TASK STATEMENT » Examine each line of the data. Copy those that contain the string "Lower".

AVAILABLE DATA »
******************************

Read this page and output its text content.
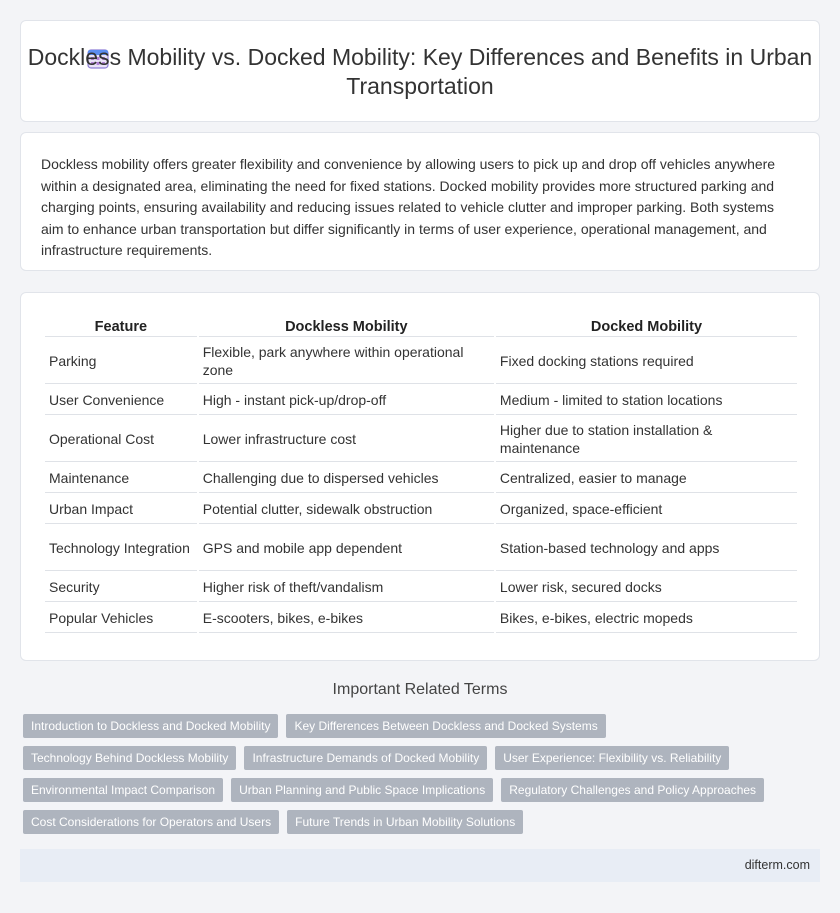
Dockless Mobility vs. Docked Mobility: Key Differences and Benefits in Urban Transportation

Dockless mobility offers greater flexibility and convenience by allowing users to pick up and drop off vehicles anywhere within a designated area, eliminating the need for fixed stations. Docked mobility provides more structured parking and charging points, ensuring availability and reducing issues related to vehicle clutter and improper parking. Both systems aim to enhance urban transportation but differ significantly in terms of user experience, operational management, and infrastructure requirements.

Feature	Dockless Mobility	Docked Mobility
Parking	Flexible, park anywhere within operational zone	Fixed docking stations required
User Convenience	High - instant pick-up/drop-off	Medium - limited to station locations
Operational Cost	Lower infrastructure cost	Higher due to station installation & maintenance
Maintenance	Challenging due to dispersed vehicles	Centralized, easier to manage
Urban Impact	Potential clutter, sidewalk obstruction	Organized, space-efficient
Technology Integration	GPS and mobile app dependent	Station-based technology and apps
Security	Higher risk of theft/vandalism	Lower risk, secured docks
Popular Vehicles	E-scooters, bikes, e-bikes	Bikes, e-bikes, electric mopeds
Important Related Terms
Introduction to Dockless and Docked Mobility	Key Differences Between Dockless and Docked Systems
Technology Behind Dockless Mobility	Infrastructure Demands of Docked Mobility	User Experience: Flexibility vs. Reliability
Environmental Impact Comparison	Urban Planning and Public Space Implications	Regulatory Challenges and Policy Approaches
Cost Considerations for Operators and Users	Future Trends in Urban Mobility Solutions
difterm.com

******************************

FULL RESPONSE »
Operational Cost	Lower infrastructure cost	Higher due to station installation & maintenance
Security	Higher risk of theft/vandalism	Lower risk, secured docks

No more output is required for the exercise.